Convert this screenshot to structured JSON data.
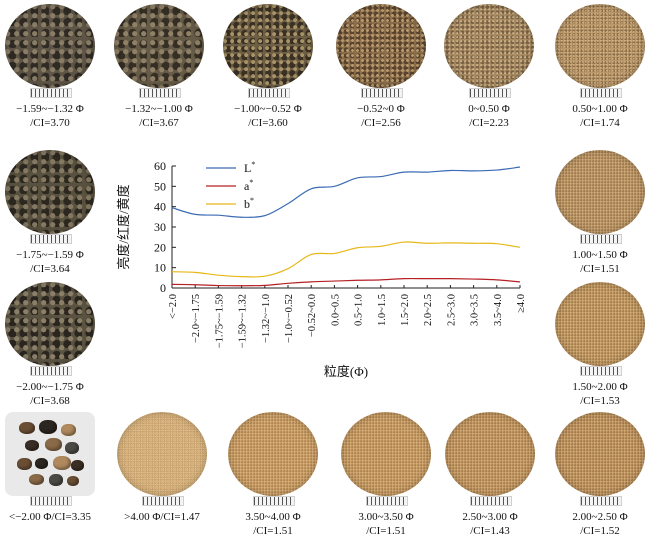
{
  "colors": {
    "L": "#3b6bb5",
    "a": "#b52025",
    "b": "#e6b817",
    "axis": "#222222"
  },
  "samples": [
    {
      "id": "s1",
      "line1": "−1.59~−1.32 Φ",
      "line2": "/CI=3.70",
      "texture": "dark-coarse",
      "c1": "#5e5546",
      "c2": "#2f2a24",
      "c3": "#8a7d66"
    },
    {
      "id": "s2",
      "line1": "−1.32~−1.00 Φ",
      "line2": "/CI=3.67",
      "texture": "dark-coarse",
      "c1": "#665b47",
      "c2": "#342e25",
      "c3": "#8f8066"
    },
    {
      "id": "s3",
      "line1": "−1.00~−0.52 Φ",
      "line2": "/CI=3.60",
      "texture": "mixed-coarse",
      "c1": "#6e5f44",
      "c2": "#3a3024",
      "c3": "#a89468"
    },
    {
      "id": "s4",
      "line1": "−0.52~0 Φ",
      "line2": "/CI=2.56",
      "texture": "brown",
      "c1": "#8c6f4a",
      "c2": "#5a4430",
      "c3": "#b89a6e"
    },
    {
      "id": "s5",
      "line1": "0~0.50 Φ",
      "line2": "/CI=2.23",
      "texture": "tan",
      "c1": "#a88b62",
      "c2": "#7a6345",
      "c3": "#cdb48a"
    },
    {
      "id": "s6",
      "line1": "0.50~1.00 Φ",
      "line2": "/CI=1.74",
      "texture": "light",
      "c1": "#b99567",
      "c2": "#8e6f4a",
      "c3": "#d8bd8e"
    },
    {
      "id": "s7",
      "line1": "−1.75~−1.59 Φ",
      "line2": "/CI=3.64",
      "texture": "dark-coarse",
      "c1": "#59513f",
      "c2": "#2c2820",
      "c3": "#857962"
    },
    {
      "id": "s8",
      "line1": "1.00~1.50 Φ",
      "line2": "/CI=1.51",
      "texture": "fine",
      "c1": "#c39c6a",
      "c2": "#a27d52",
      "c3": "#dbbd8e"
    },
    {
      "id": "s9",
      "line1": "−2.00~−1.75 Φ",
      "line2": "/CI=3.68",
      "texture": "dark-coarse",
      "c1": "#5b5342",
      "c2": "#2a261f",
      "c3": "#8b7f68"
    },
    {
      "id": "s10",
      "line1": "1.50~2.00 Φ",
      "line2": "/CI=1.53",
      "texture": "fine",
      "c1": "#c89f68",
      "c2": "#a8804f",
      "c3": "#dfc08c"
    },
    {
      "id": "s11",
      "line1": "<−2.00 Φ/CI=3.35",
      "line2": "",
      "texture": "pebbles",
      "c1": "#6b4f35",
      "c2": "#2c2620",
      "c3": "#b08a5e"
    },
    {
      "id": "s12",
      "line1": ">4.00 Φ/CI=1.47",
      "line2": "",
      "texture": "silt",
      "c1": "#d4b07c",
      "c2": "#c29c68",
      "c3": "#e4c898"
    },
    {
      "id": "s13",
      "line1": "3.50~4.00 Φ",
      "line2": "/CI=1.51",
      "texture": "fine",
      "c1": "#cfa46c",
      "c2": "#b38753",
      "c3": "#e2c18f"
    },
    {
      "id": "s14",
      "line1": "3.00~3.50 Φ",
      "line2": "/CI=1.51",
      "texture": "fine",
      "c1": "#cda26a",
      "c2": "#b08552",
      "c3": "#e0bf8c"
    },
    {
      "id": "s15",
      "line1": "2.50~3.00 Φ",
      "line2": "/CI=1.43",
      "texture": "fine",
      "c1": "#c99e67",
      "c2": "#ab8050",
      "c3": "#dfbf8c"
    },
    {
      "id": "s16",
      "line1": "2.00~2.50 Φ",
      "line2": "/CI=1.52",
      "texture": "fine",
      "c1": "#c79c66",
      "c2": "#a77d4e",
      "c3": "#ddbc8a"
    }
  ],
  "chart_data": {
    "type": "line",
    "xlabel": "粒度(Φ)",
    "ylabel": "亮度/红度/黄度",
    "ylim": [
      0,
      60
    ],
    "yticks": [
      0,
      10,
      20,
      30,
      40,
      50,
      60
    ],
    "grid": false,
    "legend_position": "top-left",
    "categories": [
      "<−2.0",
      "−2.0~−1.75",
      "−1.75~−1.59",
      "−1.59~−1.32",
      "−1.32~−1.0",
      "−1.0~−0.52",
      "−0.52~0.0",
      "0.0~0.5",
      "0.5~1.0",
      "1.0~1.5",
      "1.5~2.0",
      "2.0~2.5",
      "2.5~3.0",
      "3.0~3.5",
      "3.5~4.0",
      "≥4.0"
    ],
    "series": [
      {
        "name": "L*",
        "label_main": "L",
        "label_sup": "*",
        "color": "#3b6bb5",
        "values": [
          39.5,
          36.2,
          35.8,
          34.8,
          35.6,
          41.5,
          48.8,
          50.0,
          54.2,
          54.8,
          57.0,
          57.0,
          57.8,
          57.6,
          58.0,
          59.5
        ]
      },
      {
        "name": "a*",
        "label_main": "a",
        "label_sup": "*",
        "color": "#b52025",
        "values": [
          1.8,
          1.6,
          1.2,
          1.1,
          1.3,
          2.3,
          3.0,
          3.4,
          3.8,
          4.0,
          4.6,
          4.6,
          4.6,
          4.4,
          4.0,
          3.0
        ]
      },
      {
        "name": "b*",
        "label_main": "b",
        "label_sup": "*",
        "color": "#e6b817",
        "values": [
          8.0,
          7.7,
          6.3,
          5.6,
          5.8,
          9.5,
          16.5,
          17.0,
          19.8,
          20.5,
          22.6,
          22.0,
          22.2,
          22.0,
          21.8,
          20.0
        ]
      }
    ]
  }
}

▶ Requirements: Reproduce the records verbatim, omitting all images they contain.

▶ Correct answer:
Convert this screenshot to structured JSON data.
{
  "colors": {
    "L": "#3b6bb5",
    "a": "#b52025",
    "b": "#e6b817",
    "axis": "#222222"
  },
  "samples": [
    {
      "id": "s1",
      "line1": "−1.59~−1.32 Φ",
      "line2": "/CI=3.70",
      "texture": "dark-coarse",
      "c1": "#5e5546",
      "c2": "#2f2a24",
      "c3": "#8a7d66"
    },
    {
      "id": "s2",
      "line1": "−1.32~−1.00 Φ",
      "line2": "/CI=3.67",
      "texture": "dark-coarse",
      "c1": "#665b47",
      "c2": "#342e25",
      "c3": "#8f8066"
    },
    {
      "id": "s3",
      "line1": "−1.00~−0.52 Φ",
      "line2": "/CI=3.60",
      "texture": "mixed-coarse",
      "c1": "#6e5f44",
      "c2": "#3a3024",
      "c3": "#a89468"
    },
    {
      "id": "s4",
      "line1": "−0.52~0 Φ",
      "line2": "/CI=2.56",
      "texture": "brown",
      "c1": "#8c6f4a",
      "c2": "#5a4430",
      "c3": "#b89a6e"
    },
    {
      "id": "s5",
      "line1": "0~0.50 Φ",
      "line2": "/CI=2.23",
      "texture": "tan",
      "c1": "#a88b62",
      "c2": "#7a6345",
      "c3": "#cdb48a"
    },
    {
      "id": "s6",
      "line1": "0.50~1.00 Φ",
      "line2": "/CI=1.74",
      "texture": "light",
      "c1": "#b99567",
      "c2": "#8e6f4a",
      "c3": "#d8bd8e"
    },
    {
      "id": "s7",
      "line1": "−1.75~−1.59 Φ",
      "line2": "/CI=3.64",
      "texture": "dark-coarse",
      "c1": "#59513f",
      "c2": "#2c2820",
      "c3": "#857962"
    },
    {
      "id": "s8",
      "line1": "1.00~1.50 Φ",
      "line2": "/CI=1.51",
      "texture": "fine",
      "c1": "#c39c6a",
      "c2": "#a27d52",
      "c3": "#dbbd8e"
    },
    {
      "id": "s9",
      "line1": "−2.00~−1.75 Φ",
      "line2": "/CI=3.68",
      "texture": "dark-coarse",
      "c1": "#5b5342",
      "c2": "#2a261f",
      "c3": "#8b7f68"
    },
    {
      "id": "s10",
      "line1": "1.50~2.00 Φ",
      "line2": "/CI=1.53",
      "texture": "fine",
      "c1": "#c89f68",
      "c2": "#a8804f",
      "c3": "#dfc08c"
    },
    {
      "id": "s11",
      "line1": "<−2.00 Φ/CI=3.35",
      "line2": "",
      "texture": "pebbles",
      "c1": "#6b4f35",
      "c2": "#2c2620",
      "c3": "#b08a5e"
    },
    {
      "id": "s12",
      "line1": ">4.00 Φ/CI=1.47",
      "line2": "",
      "texture": "silt",
      "c1": "#d4b07c",
      "c2": "#c29c68",
      "c3": "#e4c898"
    },
    {
      "id": "s13",
      "line1": "3.50~4.00 Φ",
      "line2": "/CI=1.51",
      "texture": "fine",
      "c1": "#cfa46c",
      "c2": "#b38753",
      "c3": "#e2c18f"
    },
    {
      "id": "s14",
      "line1": "3.00~3.50 Φ",
      "line2": "/CI=1.51",
      "texture": "fine",
      "c1": "#cda26a",
      "c2": "#b08552",
      "c3": "#e0bf8c"
    },
    {
      "id": "s15",
      "line1": "2.50~3.00 Φ",
      "line2": "/CI=1.43",
      "texture": "fine",
      "c1": "#c99e67",
      "c2": "#ab8050",
      "c3": "#dfbf8c"
    },
    {
      "id": "s16",
      "line1": "2.00~2.50 Φ",
      "line2": "/CI=1.52",
      "texture": "fine",
      "c1": "#c79c66",
      "c2": "#a77d4e",
      "c3": "#ddbc8a"
    }
  ],
  "chart_data": {
    "type": "line",
    "xlabel": "粒度(Φ)",
    "ylabel": "亮度/红度/黄度",
    "ylim": [
      0,
      60
    ],
    "yticks": [
      0,
      10,
      20,
      30,
      40,
      50,
      60
    ],
    "grid": false,
    "legend_position": "top-left",
    "categories": [
      "<−2.0",
      "−2.0~−1.75",
      "−1.75~−1.59",
      "−1.59~−1.32",
      "−1.32~−1.0",
      "−1.0~−0.52",
      "−0.52~0.0",
      "0.0~0.5",
      "0.5~1.0",
      "1.0~1.5",
      "1.5~2.0",
      "2.0~2.5",
      "2.5~3.0",
      "3.0~3.5",
      "3.5~4.0",
      "≥4.0"
    ],
    "series": [
      {
        "name": "L*",
        "label_main": "L",
        "label_sup": "*",
        "color": "#3b6bb5",
        "values": [
          39.5,
          36.2,
          35.8,
          34.8,
          35.6,
          41.5,
          48.8,
          50.0,
          54.2,
          54.8,
          57.0,
          57.0,
          57.8,
          57.6,
          58.0,
          59.5
        ]
      },
      {
        "name": "a*",
        "label_main": "a",
        "label_sup": "*",
        "color": "#b52025",
        "values": [
          1.8,
          1.6,
          1.2,
          1.1,
          1.3,
          2.3,
          3.0,
          3.4,
          3.8,
          4.0,
          4.6,
          4.6,
          4.6,
          4.4,
          4.0,
          3.0
        ]
      },
      {
        "name": "b*",
        "label_main": "b",
        "label_sup": "*",
        "color": "#e6b817",
        "values": [
          8.0,
          7.7,
          6.3,
          5.6,
          5.8,
          9.5,
          16.5,
          17.0,
          19.8,
          20.5,
          22.6,
          22.0,
          22.2,
          22.0,
          21.8,
          20.0
        ]
      }
    ]
  }
}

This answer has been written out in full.